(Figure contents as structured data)
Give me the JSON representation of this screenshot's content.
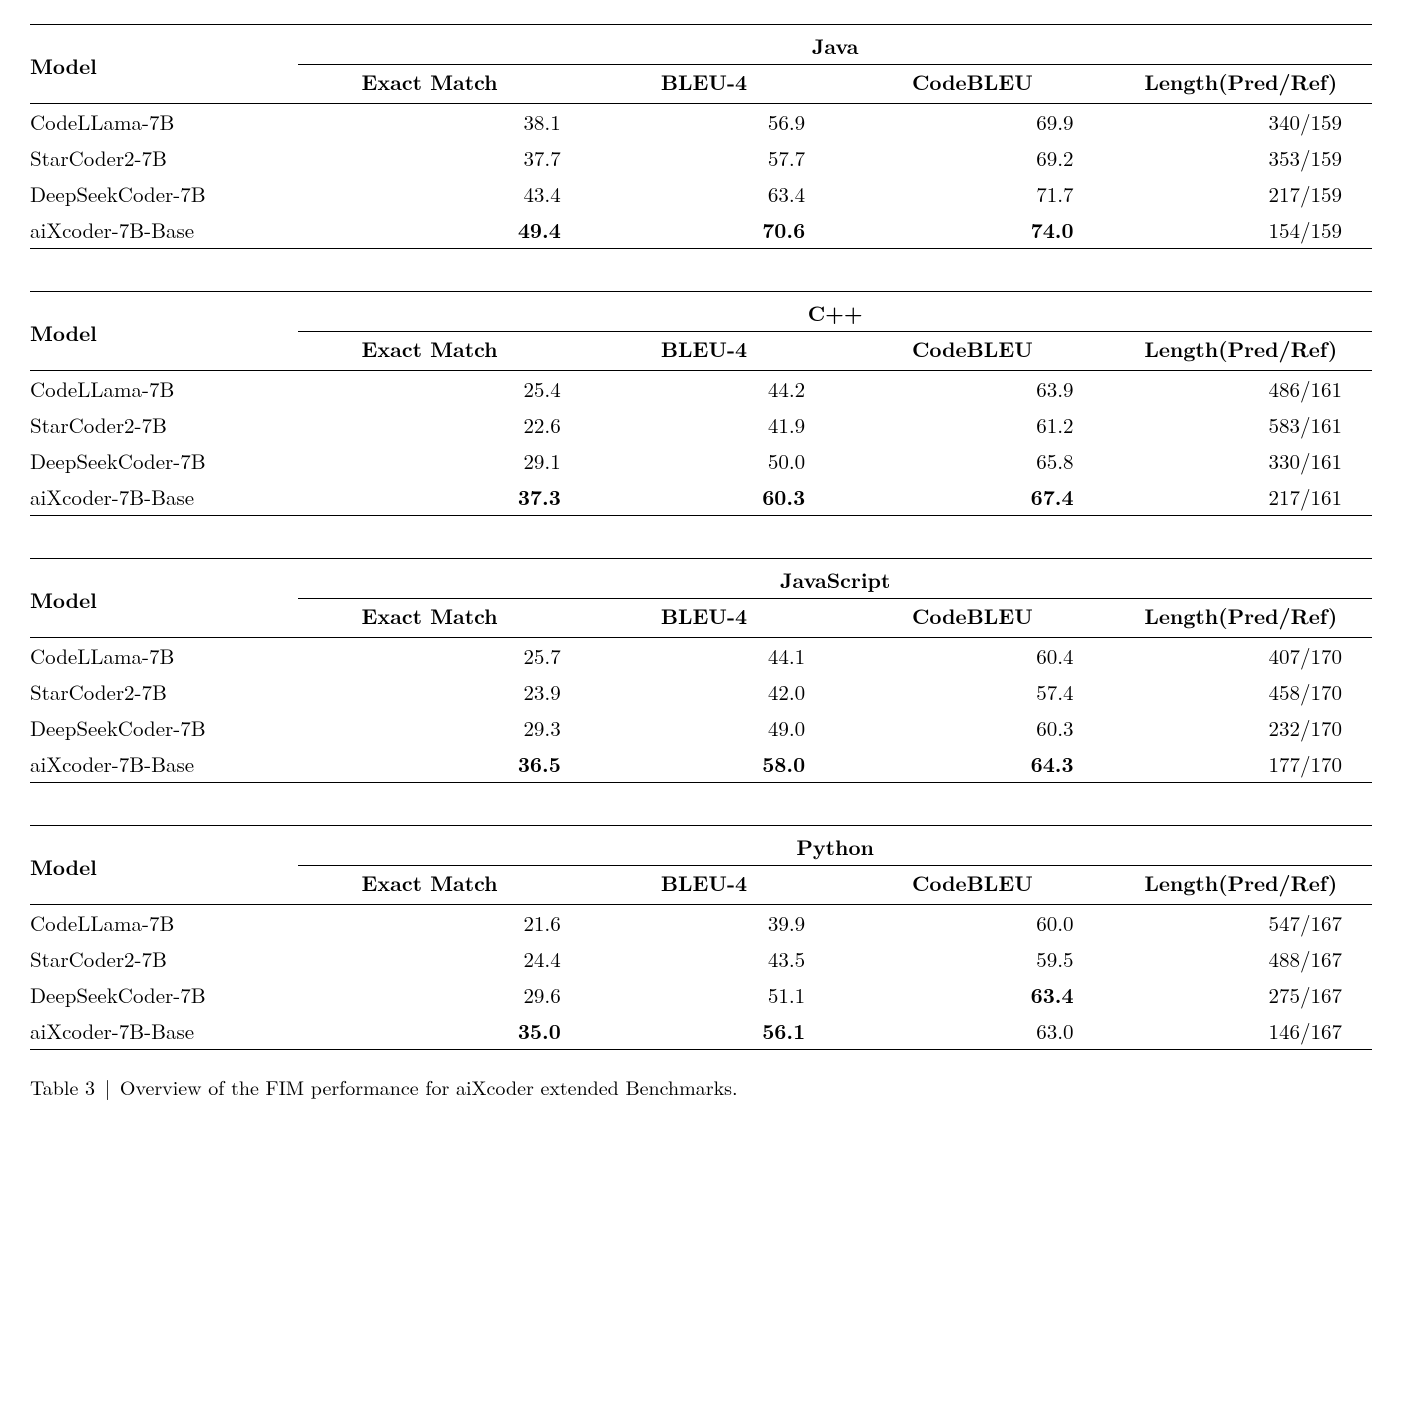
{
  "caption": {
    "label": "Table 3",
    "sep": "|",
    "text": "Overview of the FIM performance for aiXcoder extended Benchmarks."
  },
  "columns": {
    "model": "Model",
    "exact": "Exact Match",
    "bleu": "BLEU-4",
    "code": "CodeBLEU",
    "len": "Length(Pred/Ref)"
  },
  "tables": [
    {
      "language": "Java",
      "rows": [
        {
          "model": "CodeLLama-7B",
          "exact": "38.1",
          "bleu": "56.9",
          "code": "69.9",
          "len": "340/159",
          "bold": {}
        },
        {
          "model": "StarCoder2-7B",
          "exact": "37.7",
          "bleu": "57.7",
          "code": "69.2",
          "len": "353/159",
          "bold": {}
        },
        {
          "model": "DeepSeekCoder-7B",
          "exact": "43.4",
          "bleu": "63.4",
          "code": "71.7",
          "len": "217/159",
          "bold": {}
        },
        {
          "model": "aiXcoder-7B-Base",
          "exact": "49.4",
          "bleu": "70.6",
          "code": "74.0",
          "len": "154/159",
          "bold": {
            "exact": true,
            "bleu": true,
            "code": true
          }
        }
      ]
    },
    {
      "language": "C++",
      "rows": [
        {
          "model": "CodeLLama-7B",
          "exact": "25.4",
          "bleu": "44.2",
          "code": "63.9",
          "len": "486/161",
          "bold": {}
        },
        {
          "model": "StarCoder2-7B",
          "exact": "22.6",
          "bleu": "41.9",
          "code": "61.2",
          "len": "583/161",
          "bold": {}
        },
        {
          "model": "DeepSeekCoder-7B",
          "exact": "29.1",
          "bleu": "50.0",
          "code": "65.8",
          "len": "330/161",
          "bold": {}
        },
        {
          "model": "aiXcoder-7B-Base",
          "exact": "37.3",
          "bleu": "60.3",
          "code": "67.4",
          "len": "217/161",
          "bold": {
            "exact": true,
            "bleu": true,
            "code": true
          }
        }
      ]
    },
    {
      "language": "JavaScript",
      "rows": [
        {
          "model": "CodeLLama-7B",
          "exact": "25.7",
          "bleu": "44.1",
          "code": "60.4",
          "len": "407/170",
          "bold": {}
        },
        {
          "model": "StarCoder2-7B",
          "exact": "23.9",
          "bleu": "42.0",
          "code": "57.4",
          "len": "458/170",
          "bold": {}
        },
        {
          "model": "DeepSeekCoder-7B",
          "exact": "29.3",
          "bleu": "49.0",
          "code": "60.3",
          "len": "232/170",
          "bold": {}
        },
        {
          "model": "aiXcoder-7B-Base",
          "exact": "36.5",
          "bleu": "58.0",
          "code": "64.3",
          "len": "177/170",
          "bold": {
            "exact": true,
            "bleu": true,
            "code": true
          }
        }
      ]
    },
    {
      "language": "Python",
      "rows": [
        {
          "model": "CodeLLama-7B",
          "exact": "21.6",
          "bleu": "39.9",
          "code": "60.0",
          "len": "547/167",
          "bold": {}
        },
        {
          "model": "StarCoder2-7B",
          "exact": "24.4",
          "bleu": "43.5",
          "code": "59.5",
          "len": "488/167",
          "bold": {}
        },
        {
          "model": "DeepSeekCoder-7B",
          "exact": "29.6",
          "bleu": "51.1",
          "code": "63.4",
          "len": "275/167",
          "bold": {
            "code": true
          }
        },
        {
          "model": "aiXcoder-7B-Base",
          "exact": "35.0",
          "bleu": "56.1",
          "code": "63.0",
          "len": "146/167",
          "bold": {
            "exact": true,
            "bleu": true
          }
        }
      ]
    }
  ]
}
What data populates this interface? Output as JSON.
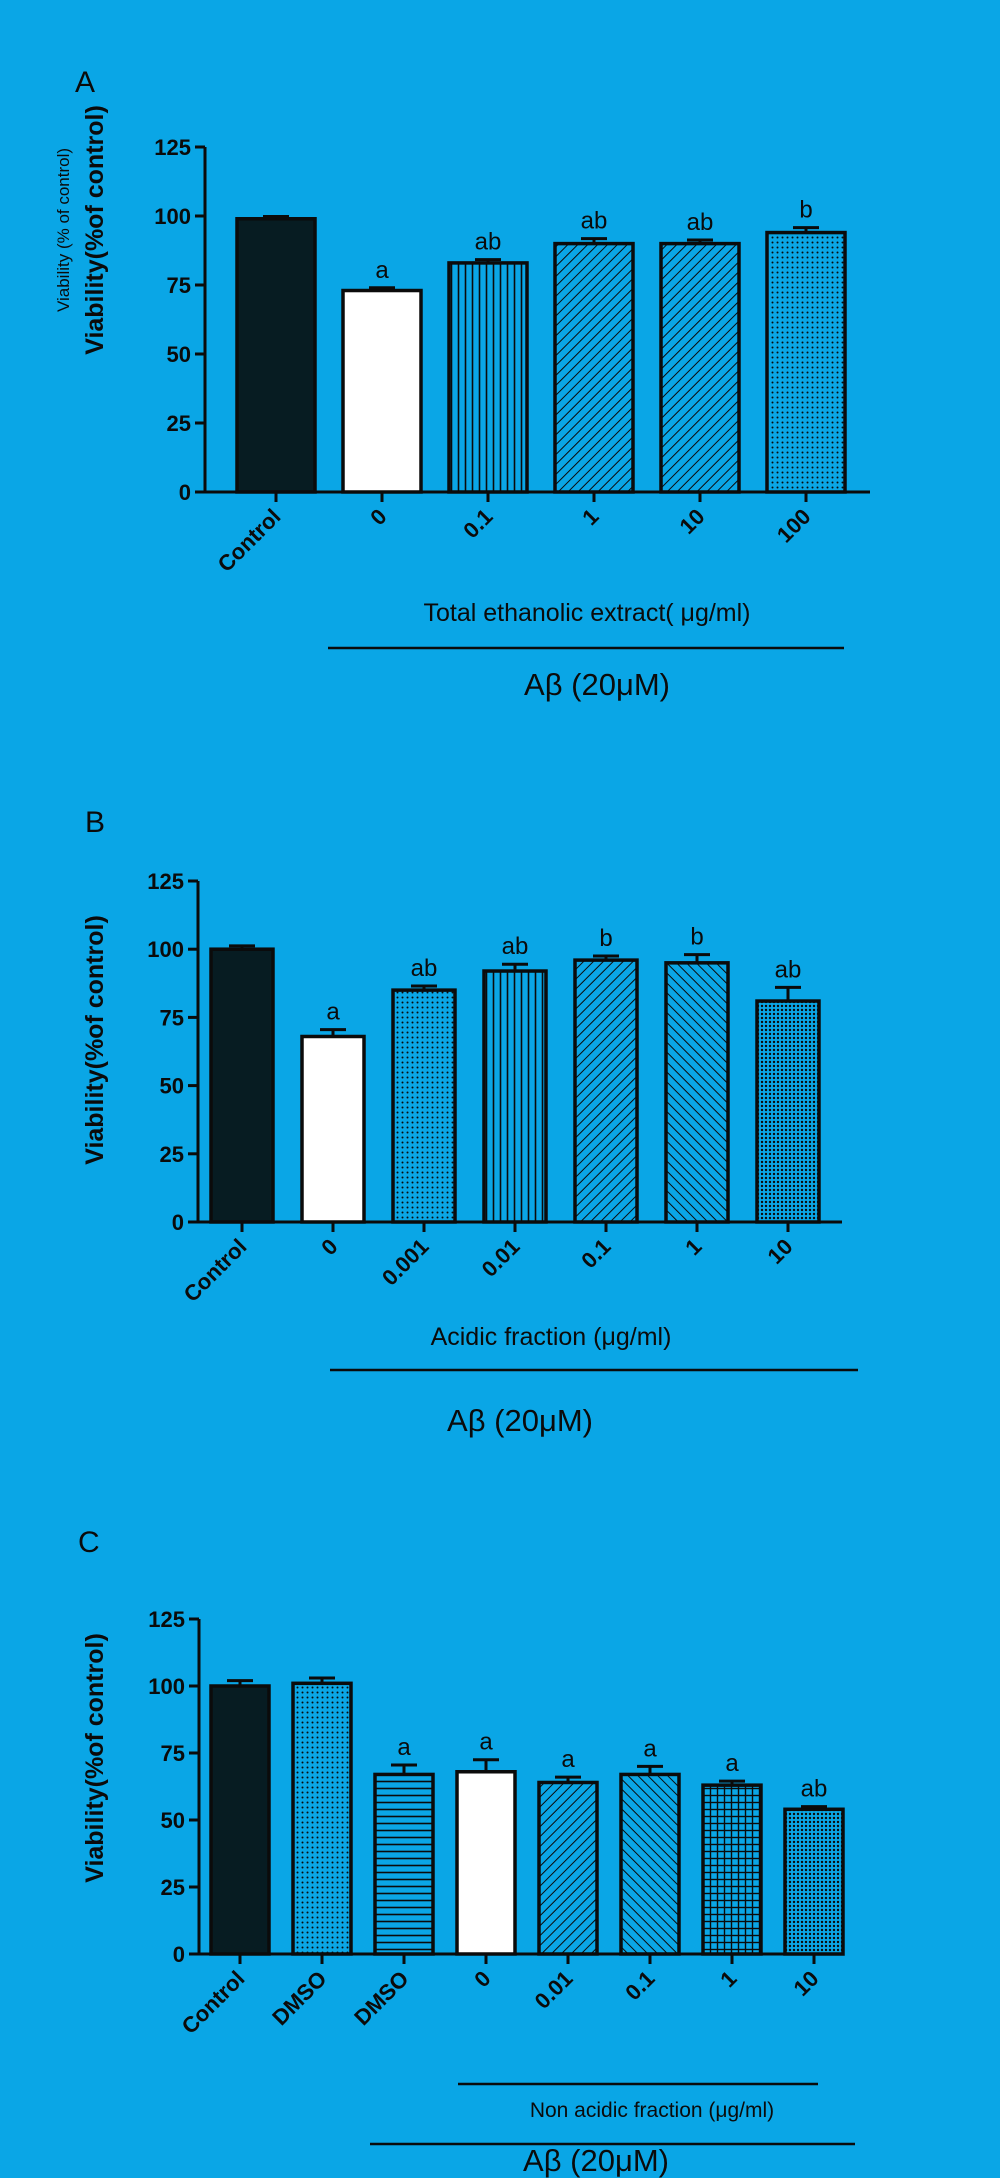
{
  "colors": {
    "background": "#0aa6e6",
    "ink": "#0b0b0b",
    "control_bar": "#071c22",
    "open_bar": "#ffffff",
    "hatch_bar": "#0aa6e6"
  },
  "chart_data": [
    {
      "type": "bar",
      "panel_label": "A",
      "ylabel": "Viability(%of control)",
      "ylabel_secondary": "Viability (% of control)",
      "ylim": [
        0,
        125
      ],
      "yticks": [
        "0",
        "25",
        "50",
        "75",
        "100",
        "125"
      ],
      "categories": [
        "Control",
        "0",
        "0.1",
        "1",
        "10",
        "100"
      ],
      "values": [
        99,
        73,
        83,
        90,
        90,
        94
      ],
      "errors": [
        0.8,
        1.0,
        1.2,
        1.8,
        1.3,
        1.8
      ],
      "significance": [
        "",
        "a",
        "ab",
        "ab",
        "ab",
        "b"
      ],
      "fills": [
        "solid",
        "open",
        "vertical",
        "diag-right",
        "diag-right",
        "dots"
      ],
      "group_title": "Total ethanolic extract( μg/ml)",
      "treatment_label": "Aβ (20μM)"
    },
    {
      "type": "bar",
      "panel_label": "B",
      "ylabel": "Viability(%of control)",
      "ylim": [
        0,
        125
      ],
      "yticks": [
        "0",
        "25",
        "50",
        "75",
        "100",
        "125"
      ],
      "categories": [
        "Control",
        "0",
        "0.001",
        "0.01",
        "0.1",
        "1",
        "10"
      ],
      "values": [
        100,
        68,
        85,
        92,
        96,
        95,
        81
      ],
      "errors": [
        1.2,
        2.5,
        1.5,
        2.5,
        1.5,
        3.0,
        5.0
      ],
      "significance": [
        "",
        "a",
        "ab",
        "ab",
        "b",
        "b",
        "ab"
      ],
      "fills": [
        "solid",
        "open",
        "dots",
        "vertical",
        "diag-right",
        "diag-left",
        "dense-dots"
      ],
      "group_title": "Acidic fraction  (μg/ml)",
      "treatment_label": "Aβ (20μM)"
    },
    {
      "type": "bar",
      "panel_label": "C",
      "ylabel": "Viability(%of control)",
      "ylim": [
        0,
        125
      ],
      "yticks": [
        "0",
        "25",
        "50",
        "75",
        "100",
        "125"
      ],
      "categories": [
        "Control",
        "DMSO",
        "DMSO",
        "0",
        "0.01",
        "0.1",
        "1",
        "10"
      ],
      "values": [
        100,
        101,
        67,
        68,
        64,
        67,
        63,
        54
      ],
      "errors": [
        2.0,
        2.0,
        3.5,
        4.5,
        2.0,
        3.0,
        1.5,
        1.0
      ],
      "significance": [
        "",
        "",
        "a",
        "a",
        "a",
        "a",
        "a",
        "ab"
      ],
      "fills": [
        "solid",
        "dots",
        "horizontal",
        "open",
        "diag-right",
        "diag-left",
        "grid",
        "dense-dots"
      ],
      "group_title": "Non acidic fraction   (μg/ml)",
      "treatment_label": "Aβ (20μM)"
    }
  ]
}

### WHAT THIS TASK INVOLVES
Omit the pictures and output all of the other material exactly.

### REPLY TO THE TASK
Give me the JSON representation of this screenshot's content.
{
  "caption": {
    "label": "Table 3",
    "sep": "|",
    "text": "Overview of the FIM performance for aiXcoder extended Benchmarks."
  },
  "columns": {
    "model": "Model",
    "exact": "Exact Match",
    "bleu": "BLEU-4",
    "code": "CodeBLEU",
    "len": "Length(Pred/Ref)"
  },
  "tables": [
    {
      "language": "Java",
      "rows": [
        {
          "model": "CodeLLama-7B",
          "exact": "38.1",
          "bleu": "56.9",
          "code": "69.9",
          "len": "340/159",
          "bold": {}
        },
        {
          "model": "StarCoder2-7B",
          "exact": "37.7",
          "bleu": "57.7",
          "code": "69.2",
          "len": "353/159",
          "bold": {}
        },
        {
          "model": "DeepSeekCoder-7B",
          "exact": "43.4",
          "bleu": "63.4",
          "code": "71.7",
          "len": "217/159",
          "bold": {}
        },
        {
          "model": "aiXcoder-7B-Base",
          "exact": "49.4",
          "bleu": "70.6",
          "code": "74.0",
          "len": "154/159",
          "bold": {
            "exact": true,
            "bleu": true,
            "code": true
          }
        }
      ]
    },
    {
      "language": "C++",
      "rows": [
        {
          "model": "CodeLLama-7B",
          "exact": "25.4",
          "bleu": "44.2",
          "code": "63.9",
          "len": "486/161",
          "bold": {}
        },
        {
          "model": "StarCoder2-7B",
          "exact": "22.6",
          "bleu": "41.9",
          "code": "61.2",
          "len": "583/161",
          "bold": {}
        },
        {
          "model": "DeepSeekCoder-7B",
          "exact": "29.1",
          "bleu": "50.0",
          "code": "65.8",
          "len": "330/161",
          "bold": {}
        },
        {
          "model": "aiXcoder-7B-Base",
          "exact": "37.3",
          "bleu": "60.3",
          "code": "67.4",
          "len": "217/161",
          "bold": {
            "exact": true,
            "bleu": true,
            "code": true
          }
        }
      ]
    },
    {
      "language": "JavaScript",
      "rows": [
        {
          "model": "CodeLLama-7B",
          "exact": "25.7",
          "bleu": "44.1",
          "code": "60.4",
          "len": "407/170",
          "bold": {}
        },
        {
          "model": "StarCoder2-7B",
          "exact": "23.9",
          "bleu": "42.0",
          "code": "57.4",
          "len": "458/170",
          "bold": {}
        },
        {
          "model": "DeepSeekCoder-7B",
          "exact": "29.3",
          "bleu": "49.0",
          "code": "60.3",
          "len": "232/170",
          "bold": {}
        },
        {
          "model": "aiXcoder-7B-Base",
          "exact": "36.5",
          "bleu": "58.0",
          "code": "64.3",
          "len": "177/170",
          "bold": {
            "exact": true,
            "bleu": true,
            "code": true
          }
        }
      ]
    },
    {
      "language": "Python",
      "rows": [
        {
          "model": "CodeLLama-7B",
          "exact": "21.6",
          "bleu": "39.9",
          "code": "60.0",
          "len": "547/167",
          "bold": {}
        },
        {
          "model": "StarCoder2-7B",
          "exact": "24.4",
          "bleu": "43.5",
          "code": "59.5",
          "len": "488/167",
          "bold": {}
        },
        {
          "model": "DeepSeekCoder-7B",
          "exact": "29.6",
          "bleu": "51.1",
          "code": "63.4",
          "len": "275/167",
          "bold": {
            "code": true
          }
        },
        {
          "model": "aiXcoder-7B-Base",
          "exact": "35.0",
          "bleu": "56.1",
          "code": "63.0",
          "len": "146/167",
          "bold": {
            "exact": true,
            "bleu": true
          }
        }
      ]
    }
  ]
}
What data populates this interface? Output as JSON.
{
  "colors": {
    "background": "#0aa6e6",
    "ink": "#0b0b0b",
    "control_bar": "#071c22",
    "open_bar": "#ffffff",
    "hatch_bar": "#0aa6e6"
  },
  "chart_data": [
    {
      "type": "bar",
      "panel_label": "A",
      "ylabel": "Viability(%of control)",
      "ylabel_secondary": "Viability (% of control)",
      "ylim": [
        0,
        125
      ],
      "yticks": [
        "0",
        "25",
        "50",
        "75",
        "100",
        "125"
      ],
      "categories": [
        "Control",
        "0",
        "0.1",
        "1",
        "10",
        "100"
      ],
      "values": [
        99,
        73,
        83,
        90,
        90,
        94
      ],
      "errors": [
        0.8,
        1.0,
        1.2,
        1.8,
        1.3,
        1.8
      ],
      "significance": [
        "",
        "a",
        "ab",
        "ab",
        "ab",
        "b"
      ],
      "fills": [
        "solid",
        "open",
        "vertical",
        "diag-right",
        "diag-right",
        "dots"
      ],
      "group_title": "Total ethanolic extract( μg/ml)",
      "treatment_label": "Aβ (20μM)"
    },
    {
      "type": "bar",
      "panel_label": "B",
      "ylabel": "Viability(%of control)",
      "ylim": [
        0,
        125
      ],
      "yticks": [
        "0",
        "25",
        "50",
        "75",
        "100",
        "125"
      ],
      "categories": [
        "Control",
        "0",
        "0.001",
        "0.01",
        "0.1",
        "1",
        "10"
      ],
      "values": [
        100,
        68,
        85,
        92,
        96,
        95,
        81
      ],
      "errors": [
        1.2,
        2.5,
        1.5,
        2.5,
        1.5,
        3.0,
        5.0
      ],
      "significance": [
        "",
        "a",
        "ab",
        "ab",
        "b",
        "b",
        "ab"
      ],
      "fills": [
        "solid",
        "open",
        "dots",
        "vertical",
        "diag-right",
        "diag-left",
        "dense-dots"
      ],
      "group_title": "Acidic fraction  (μg/ml)",
      "treatment_label": "Aβ (20μM)"
    },
    {
      "type": "bar",
      "panel_label": "C",
      "ylabel": "Viability(%of control)",
      "ylim": [
        0,
        125
      ],
      "yticks": [
        "0",
        "25",
        "50",
        "75",
        "100",
        "125"
      ],
      "categories": [
        "Control",
        "DMSO",
        "DMSO",
        "0",
        "0.01",
        "0.1",
        "1",
        "10"
      ],
      "values": [
        100,
        101,
        67,
        68,
        64,
        67,
        63,
        54
      ],
      "errors": [
        2.0,
        2.0,
        3.5,
        4.5,
        2.0,
        3.0,
        1.5,
        1.0
      ],
      "significance": [
        "",
        "",
        "a",
        "a",
        "a",
        "a",
        "a",
        "ab"
      ],
      "fills": [
        "solid",
        "dots",
        "horizontal",
        "open",
        "diag-right",
        "diag-left",
        "grid",
        "dense-dots"
      ],
      "group_title": "Non acidic fraction   (μg/ml)",
      "treatment_label": "Aβ (20μM)"
    }
  ]
}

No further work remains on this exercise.